Rows:

BEGIN

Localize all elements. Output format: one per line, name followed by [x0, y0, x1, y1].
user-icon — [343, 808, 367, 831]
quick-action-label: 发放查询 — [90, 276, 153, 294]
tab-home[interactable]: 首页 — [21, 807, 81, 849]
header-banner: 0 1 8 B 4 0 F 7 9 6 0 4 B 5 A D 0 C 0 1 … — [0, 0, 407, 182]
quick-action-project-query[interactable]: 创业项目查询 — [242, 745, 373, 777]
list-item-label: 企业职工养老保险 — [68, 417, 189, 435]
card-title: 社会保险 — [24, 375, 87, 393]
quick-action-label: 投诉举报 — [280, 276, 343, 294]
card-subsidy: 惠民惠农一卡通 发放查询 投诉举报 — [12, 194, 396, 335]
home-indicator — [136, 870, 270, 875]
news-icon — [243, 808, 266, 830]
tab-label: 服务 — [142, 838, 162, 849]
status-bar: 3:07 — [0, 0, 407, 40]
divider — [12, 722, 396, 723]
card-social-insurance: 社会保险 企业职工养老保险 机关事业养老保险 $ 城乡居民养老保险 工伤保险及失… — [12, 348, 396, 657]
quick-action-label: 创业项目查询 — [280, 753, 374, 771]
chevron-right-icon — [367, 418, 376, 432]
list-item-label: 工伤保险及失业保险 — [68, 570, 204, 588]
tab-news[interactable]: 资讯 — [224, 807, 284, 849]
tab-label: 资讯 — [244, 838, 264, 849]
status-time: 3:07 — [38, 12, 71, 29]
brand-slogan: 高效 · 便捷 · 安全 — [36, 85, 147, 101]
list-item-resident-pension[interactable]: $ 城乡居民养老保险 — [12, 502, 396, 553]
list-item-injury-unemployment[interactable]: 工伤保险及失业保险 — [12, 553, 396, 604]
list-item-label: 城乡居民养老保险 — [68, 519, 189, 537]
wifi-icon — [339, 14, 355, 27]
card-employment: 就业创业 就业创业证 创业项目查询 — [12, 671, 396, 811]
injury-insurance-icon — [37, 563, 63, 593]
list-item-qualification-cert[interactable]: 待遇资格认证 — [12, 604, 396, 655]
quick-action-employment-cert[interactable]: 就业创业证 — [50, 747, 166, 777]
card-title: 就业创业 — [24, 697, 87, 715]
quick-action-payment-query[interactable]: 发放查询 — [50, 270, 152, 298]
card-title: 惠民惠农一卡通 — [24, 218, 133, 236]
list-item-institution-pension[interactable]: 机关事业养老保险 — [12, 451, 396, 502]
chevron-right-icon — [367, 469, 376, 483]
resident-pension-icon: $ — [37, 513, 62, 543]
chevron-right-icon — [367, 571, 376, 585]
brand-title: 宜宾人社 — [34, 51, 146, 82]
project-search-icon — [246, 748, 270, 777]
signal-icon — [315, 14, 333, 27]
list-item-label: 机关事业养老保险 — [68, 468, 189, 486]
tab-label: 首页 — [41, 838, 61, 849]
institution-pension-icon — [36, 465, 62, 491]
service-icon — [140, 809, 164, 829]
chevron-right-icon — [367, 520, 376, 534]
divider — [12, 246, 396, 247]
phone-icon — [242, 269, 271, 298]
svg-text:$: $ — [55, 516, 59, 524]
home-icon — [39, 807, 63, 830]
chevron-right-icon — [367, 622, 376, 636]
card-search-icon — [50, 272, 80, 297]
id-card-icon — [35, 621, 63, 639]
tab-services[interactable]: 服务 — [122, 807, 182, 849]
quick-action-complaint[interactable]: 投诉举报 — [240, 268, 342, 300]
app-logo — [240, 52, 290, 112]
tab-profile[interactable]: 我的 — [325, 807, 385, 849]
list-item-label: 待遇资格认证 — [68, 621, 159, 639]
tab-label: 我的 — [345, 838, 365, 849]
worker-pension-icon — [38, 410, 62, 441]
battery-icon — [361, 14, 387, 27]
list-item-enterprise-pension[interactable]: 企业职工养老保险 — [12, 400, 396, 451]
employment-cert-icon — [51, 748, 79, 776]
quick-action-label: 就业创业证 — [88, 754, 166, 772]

END
BEGIN

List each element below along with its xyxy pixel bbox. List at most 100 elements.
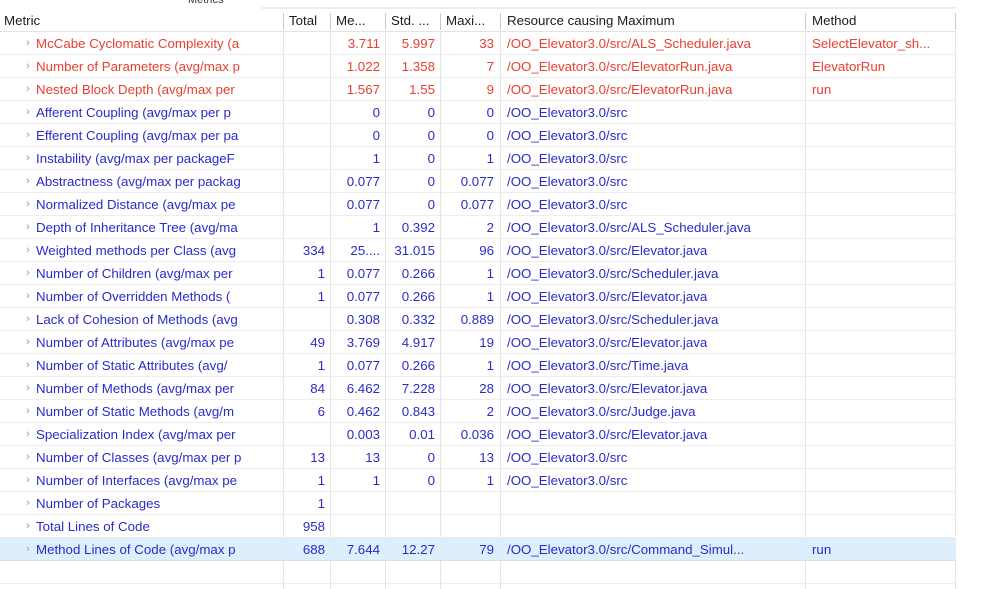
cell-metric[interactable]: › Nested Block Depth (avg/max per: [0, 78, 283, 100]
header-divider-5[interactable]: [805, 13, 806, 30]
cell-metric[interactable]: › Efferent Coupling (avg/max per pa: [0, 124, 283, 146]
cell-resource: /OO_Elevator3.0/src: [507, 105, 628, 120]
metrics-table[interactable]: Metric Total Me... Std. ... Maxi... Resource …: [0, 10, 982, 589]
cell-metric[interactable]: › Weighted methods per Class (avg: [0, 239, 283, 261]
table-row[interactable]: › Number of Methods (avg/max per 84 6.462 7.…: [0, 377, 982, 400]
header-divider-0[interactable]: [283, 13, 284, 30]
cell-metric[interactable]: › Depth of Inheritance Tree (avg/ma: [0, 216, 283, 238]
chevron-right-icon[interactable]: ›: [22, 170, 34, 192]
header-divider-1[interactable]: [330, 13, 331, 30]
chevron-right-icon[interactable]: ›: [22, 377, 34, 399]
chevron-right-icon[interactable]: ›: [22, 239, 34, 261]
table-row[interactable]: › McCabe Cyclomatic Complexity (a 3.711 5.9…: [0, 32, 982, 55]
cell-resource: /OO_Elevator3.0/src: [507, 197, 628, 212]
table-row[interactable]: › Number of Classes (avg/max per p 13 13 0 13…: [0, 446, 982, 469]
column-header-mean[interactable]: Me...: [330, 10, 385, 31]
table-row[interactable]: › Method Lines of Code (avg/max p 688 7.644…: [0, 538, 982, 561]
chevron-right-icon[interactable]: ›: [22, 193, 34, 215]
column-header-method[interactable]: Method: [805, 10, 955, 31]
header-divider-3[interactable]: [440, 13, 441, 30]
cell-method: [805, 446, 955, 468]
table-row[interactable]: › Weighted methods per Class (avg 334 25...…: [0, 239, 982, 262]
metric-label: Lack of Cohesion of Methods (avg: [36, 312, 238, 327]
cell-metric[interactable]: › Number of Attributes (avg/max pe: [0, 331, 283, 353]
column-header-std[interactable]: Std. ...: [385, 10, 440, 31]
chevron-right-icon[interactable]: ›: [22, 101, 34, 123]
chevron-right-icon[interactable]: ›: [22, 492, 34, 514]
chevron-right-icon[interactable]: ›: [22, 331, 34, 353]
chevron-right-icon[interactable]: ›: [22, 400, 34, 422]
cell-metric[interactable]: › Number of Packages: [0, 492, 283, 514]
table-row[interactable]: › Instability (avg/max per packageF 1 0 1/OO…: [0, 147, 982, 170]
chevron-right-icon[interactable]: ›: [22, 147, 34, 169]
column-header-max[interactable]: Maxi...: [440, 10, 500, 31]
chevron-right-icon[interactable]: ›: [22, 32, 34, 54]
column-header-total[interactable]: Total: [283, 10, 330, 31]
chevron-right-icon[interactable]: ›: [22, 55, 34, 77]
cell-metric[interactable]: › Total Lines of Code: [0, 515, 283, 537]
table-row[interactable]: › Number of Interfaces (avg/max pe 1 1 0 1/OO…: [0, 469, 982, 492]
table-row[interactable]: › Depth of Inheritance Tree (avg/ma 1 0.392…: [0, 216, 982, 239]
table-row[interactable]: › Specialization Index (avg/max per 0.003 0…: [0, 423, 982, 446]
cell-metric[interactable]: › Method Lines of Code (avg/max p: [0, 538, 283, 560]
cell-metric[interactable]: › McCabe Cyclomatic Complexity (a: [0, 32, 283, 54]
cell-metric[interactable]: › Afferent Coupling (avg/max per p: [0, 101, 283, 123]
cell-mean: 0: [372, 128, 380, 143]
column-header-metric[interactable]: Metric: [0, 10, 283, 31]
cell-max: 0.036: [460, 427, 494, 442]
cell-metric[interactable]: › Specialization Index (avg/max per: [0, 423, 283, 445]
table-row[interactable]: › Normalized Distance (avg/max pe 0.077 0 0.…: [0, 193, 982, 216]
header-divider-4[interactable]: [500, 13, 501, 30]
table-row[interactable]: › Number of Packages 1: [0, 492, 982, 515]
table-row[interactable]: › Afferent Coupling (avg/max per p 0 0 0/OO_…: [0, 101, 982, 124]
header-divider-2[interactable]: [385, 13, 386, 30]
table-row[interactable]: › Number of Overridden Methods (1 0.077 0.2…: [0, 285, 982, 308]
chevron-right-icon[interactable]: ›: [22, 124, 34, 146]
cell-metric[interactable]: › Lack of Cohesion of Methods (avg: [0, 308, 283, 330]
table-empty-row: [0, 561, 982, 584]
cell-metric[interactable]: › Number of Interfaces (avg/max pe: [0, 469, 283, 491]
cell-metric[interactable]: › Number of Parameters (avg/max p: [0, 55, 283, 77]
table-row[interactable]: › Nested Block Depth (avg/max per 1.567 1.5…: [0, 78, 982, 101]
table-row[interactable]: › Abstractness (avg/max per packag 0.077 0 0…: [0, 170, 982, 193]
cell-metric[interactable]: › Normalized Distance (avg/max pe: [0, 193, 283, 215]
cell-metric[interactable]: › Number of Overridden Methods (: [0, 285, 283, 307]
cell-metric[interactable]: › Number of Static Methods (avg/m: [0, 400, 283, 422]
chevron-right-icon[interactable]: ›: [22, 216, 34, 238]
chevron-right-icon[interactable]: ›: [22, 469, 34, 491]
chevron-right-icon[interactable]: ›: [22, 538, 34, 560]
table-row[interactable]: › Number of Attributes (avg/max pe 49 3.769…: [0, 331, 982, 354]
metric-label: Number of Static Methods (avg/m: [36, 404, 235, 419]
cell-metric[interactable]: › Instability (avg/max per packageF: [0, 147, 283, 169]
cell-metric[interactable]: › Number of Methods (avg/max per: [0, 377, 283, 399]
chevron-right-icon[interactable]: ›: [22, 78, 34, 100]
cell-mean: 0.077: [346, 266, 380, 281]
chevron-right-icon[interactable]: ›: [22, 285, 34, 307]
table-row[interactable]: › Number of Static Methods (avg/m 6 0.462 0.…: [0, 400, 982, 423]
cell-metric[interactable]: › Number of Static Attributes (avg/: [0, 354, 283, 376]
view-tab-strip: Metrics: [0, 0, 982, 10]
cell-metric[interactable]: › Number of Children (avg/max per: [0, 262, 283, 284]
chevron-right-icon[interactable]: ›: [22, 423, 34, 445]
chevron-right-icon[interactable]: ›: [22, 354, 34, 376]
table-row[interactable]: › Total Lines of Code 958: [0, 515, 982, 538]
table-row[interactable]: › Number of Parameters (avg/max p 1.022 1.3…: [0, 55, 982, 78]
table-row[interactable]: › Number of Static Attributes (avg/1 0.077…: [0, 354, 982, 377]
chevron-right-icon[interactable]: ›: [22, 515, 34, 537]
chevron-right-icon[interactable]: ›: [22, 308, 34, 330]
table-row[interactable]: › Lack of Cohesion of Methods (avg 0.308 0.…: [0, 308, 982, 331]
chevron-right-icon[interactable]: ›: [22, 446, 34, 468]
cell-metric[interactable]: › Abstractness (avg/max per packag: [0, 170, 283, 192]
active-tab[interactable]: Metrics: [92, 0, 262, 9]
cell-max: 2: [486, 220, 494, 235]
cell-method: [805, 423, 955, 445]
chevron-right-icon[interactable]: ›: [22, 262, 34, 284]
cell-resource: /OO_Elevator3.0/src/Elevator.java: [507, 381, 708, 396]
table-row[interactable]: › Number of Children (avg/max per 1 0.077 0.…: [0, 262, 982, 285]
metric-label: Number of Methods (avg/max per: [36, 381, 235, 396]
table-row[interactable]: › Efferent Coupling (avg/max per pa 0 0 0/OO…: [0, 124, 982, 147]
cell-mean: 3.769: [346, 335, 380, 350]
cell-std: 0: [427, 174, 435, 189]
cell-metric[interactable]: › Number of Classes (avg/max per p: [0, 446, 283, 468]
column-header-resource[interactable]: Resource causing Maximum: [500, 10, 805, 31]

END

Can you quote the lines from the one containing "Localize all elements." up to and including the one containing "divider — [12, 722, 396, 723]", word for word?

Answer:
Localize all elements. Output format: one per line, name followed by [x0, y0, x1, y1].
user-icon — [343, 808, 367, 831]
quick-action-label: 发放查询 — [90, 276, 153, 294]
tab-home[interactable]: 首页 — [21, 807, 81, 849]
header-banner: 0 1 8 B 4 0 F 7 9 6 0 4 B 5 A D 0 C 0 1 … — [0, 0, 407, 182]
quick-action-project-query[interactable]: 创业项目查询 — [242, 745, 373, 777]
list-item-label: 企业职工养老保险 — [68, 417, 189, 435]
card-title: 社会保险 — [24, 375, 87, 393]
quick-action-label: 投诉举报 — [280, 276, 343, 294]
card-subsidy: 惠民惠农一卡通 发放查询 投诉举报 — [12, 194, 396, 335]
home-indicator — [136, 870, 270, 875]
news-icon — [243, 808, 266, 830]
tab-label: 服务 — [142, 838, 162, 849]
status-bar: 3:07 — [0, 0, 407, 40]
divider — [12, 722, 396, 723]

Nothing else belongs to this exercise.